Do this: Repeat the full listing, word for word.

[Dataset entries on figures]

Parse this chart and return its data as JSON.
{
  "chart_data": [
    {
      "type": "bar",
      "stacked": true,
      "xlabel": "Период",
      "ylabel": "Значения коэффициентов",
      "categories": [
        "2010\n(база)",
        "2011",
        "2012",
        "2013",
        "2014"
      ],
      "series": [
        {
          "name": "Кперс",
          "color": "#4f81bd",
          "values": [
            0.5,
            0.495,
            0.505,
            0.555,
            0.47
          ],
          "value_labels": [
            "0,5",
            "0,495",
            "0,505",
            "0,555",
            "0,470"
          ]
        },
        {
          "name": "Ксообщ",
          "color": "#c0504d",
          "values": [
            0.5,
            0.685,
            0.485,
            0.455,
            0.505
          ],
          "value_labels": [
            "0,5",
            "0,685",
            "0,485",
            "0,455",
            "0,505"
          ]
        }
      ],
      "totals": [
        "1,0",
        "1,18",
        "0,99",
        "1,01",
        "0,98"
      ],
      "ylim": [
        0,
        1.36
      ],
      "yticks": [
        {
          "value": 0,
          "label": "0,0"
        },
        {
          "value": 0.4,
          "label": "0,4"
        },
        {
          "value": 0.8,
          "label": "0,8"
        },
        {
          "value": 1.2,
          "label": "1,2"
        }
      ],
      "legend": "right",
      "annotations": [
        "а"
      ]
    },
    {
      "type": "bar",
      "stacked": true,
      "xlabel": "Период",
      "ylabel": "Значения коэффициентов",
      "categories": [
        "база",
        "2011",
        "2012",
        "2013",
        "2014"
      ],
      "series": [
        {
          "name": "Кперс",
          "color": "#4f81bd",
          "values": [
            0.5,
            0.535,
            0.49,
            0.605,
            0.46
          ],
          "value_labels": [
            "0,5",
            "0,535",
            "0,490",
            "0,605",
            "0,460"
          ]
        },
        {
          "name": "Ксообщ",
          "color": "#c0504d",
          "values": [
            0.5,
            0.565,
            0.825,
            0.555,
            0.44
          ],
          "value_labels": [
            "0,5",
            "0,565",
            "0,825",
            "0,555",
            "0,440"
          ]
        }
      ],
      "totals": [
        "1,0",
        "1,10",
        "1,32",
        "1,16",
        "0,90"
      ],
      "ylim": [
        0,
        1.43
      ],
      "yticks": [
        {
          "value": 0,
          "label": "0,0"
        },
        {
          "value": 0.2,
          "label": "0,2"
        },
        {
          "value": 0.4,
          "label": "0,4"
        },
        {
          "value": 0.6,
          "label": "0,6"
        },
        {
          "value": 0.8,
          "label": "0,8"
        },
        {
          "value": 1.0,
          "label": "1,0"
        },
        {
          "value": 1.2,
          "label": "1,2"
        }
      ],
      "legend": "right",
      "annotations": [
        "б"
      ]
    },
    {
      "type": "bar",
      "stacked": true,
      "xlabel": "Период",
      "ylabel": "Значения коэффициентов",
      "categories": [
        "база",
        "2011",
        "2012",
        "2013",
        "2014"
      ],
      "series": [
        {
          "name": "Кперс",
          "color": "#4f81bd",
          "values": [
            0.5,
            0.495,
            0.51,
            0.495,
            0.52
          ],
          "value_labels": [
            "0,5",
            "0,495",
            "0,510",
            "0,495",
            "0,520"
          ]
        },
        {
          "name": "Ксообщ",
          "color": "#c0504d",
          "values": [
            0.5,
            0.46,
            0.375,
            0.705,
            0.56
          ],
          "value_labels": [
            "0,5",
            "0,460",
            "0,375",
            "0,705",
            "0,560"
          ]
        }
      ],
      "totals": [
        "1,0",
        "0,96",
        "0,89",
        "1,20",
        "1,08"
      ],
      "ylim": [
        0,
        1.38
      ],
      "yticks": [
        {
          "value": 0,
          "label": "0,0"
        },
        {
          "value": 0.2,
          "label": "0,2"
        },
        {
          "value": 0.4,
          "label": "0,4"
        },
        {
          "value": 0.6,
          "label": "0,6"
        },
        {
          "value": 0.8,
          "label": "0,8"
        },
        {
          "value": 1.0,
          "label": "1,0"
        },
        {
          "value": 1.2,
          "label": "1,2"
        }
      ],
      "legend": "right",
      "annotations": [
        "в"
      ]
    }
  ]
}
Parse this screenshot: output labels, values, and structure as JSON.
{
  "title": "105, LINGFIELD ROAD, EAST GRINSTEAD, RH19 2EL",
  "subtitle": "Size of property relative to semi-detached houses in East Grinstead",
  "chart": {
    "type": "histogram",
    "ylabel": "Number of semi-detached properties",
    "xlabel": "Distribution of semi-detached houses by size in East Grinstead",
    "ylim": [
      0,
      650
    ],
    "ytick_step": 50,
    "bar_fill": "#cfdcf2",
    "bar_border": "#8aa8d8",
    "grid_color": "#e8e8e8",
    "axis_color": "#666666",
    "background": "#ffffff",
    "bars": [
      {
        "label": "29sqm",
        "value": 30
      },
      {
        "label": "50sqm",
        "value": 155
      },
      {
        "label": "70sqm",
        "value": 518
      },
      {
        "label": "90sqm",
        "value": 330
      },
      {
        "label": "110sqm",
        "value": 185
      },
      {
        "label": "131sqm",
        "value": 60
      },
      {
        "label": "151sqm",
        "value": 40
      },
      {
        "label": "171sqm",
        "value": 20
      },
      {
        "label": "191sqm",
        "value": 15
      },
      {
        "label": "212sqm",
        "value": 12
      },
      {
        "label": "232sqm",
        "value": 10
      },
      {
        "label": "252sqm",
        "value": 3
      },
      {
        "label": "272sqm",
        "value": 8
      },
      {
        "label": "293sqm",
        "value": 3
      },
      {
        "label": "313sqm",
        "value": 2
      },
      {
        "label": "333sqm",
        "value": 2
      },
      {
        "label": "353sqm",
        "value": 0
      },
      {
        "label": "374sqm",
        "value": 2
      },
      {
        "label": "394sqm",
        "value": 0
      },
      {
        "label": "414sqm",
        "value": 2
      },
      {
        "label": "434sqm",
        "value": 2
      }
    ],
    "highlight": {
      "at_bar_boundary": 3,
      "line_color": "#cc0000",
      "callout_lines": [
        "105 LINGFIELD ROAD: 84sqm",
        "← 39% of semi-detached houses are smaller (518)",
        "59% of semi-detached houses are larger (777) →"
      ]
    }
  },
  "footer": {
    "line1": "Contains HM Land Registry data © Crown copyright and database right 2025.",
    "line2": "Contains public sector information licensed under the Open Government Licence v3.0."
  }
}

Response:
Parse this chart and return its data as JSON.
{
  "chart_data": [
    {
      "type": "bar",
      "stacked": true,
      "xlabel": "Период",
      "ylabel": "Значения коэффициентов",
      "categories": [
        "2010\n(база)",
        "2011",
        "2012",
        "2013",
        "2014"
      ],
      "series": [
        {
          "name": "Кперс",
          "color": "#4f81bd",
          "values": [
            0.5,
            0.495,
            0.505,
            0.555,
            0.47
          ],
          "value_labels": [
            "0,5",
            "0,495",
            "0,505",
            "0,555",
            "0,470"
          ]
        },
        {
          "name": "Ксообщ",
          "color": "#c0504d",
          "values": [
            0.5,
            0.685,
            0.485,
            0.455,
            0.505
          ],
          "value_labels": [
            "0,5",
            "0,685",
            "0,485",
            "0,455",
            "0,505"
          ]
        }
      ],
      "totals": [
        "1,0",
        "1,18",
        "0,99",
        "1,01",
        "0,98"
      ],
      "ylim": [
        0,
        1.36
      ],
      "yticks": [
        {
          "value": 0,
          "label": "0,0"
        },
        {
          "value": 0.4,
          "label": "0,4"
        },
        {
          "value": 0.8,
          "label": "0,8"
        },
        {
          "value": 1.2,
          "label": "1,2"
        }
      ],
      "legend": "right",
      "annotations": [
        "а"
      ]
    },
    {
      "type": "bar",
      "stacked": true,
      "xlabel": "Период",
      "ylabel": "Значения коэффициентов",
      "categories": [
        "база",
        "2011",
        "2012",
        "2013",
        "2014"
      ],
      "series": [
        {
          "name": "Кперс",
          "color": "#4f81bd",
          "values": [
            0.5,
            0.535,
            0.49,
            0.605,
            0.46
          ],
          "value_labels": [
            "0,5",
            "0,535",
            "0,490",
            "0,605",
            "0,460"
          ]
        },
        {
          "name": "Ксообщ",
          "color": "#c0504d",
          "values": [
            0.5,
            0.565,
            0.825,
            0.555,
            0.44
          ],
          "value_labels": [
            "0,5",
            "0,565",
            "0,825",
            "0,555",
            "0,440"
          ]
        }
      ],
      "totals": [
        "1,0",
        "1,10",
        "1,32",
        "1,16",
        "0,90"
      ],
      "ylim": [
        0,
        1.43
      ],
      "yticks": [
        {
          "value": 0,
          "label": "0,0"
        },
        {
          "value": 0.2,
          "label": "0,2"
        },
        {
          "value": 0.4,
          "label": "0,4"
        },
        {
          "value": 0.6,
          "label": "0,6"
        },
        {
          "value": 0.8,
          "label": "0,8"
        },
        {
          "value": 1.0,
          "label": "1,0"
        },
        {
          "value": 1.2,
          "label": "1,2"
        }
      ],
      "legend": "right",
      "annotations": [
        "б"
      ]
    },
    {
      "type": "bar",
      "stacked": true,
      "xlabel": "Период",
      "ylabel": "Значения коэффициентов",
      "categories": [
        "база",
        "2011",
        "2012",
        "2013",
        "2014"
      ],
      "series": [
        {
          "name": "Кперс",
          "color": "#4f81bd",
          "values": [
            0.5,
            0.495,
            0.51,
            0.495,
            0.52
          ],
          "value_labels": [
            "0,5",
            "0,495",
            "0,510",
            "0,495",
            "0,520"
          ]
        },
        {
          "name": "Ксообщ",
          "color": "#c0504d",
          "values": [
            0.5,
            0.46,
            0.375,
            0.705,
            0.56
          ],
          "value_labels": [
            "0,5",
            "0,460",
            "0,375",
            "0,705",
            "0,560"
          ]
        }
      ],
      "totals": [
        "1,0",
        "0,96",
        "0,89",
        "1,20",
        "1,08"
      ],
      "ylim": [
        0,
        1.38
      ],
      "yticks": [
        {
          "value": 0,
          "label": "0,0"
        },
        {
          "value": 0.2,
          "label": "0,2"
        },
        {
          "value": 0.4,
          "label": "0,4"
        },
        {
          "value": 0.6,
          "label": "0,6"
        },
        {
          "value": 0.8,
          "label": "0,8"
        },
        {
          "value": 1.0,
          "label": "1,0"
        },
        {
          "value": 1.2,
          "label": "1,2"
        }
      ],
      "legend": "right",
      "annotations": [
        "в"
      ]
    }
  ]
}
Parse this screenshot: output labels, values, and structure as JSON.
{
  "title": "105, LINGFIELD ROAD, EAST GRINSTEAD, RH19 2EL",
  "subtitle": "Size of property relative to semi-detached houses in East Grinstead",
  "chart": {
    "type": "histogram",
    "ylabel": "Number of semi-detached properties",
    "xlabel": "Distribution of semi-detached houses by size in East Grinstead",
    "ylim": [
      0,
      650
    ],
    "ytick_step": 50,
    "bar_fill": "#cfdcf2",
    "bar_border": "#8aa8d8",
    "grid_color": "#e8e8e8",
    "axis_color": "#666666",
    "background": "#ffffff",
    "bars": [
      {
        "label": "29sqm",
        "value": 30
      },
      {
        "label": "50sqm",
        "value": 155
      },
      {
        "label": "70sqm",
        "value": 518
      },
      {
        "label": "90sqm",
        "value": 330
      },
      {
        "label": "110sqm",
        "value": 185
      },
      {
        "label": "131sqm",
        "value": 60
      },
      {
        "label": "151sqm",
        "value": 40
      },
      {
        "label": "171sqm",
        "value": 20
      },
      {
        "label": "191sqm",
        "value": 15
      },
      {
        "label": "212sqm",
        "value": 12
      },
      {
        "label": "232sqm",
        "value": 10
      },
      {
        "label": "252sqm",
        "value": 3
      },
      {
        "label": "272sqm",
        "value": 8
      },
      {
        "label": "293sqm",
        "value": 3
      },
      {
        "label": "313sqm",
        "value": 2
      },
      {
        "label": "333sqm",
        "value": 2
      },
      {
        "label": "353sqm",
        "value": 0
      },
      {
        "label": "374sqm",
        "value": 2
      },
      {
        "label": "394sqm",
        "value": 0
      },
      {
        "label": "414sqm",
        "value": 2
      },
      {
        "label": "434sqm",
        "value": 2
      }
    ],
    "highlight": {
      "at_bar_boundary": 3,
      "line_color": "#cc0000",
      "callout_lines": [
        "105 LINGFIELD ROAD: 84sqm",
        "← 39% of semi-detached houses are smaller (518)",
        "59% of semi-detached houses are larger (777) →"
      ]
    }
  },
  "footer": {
    "line1": "Contains HM Land Registry data © Crown copyright and database right 2025.",
    "line2": "Contains public sector information licensed under the Open Government Licence v3.0."
  }
}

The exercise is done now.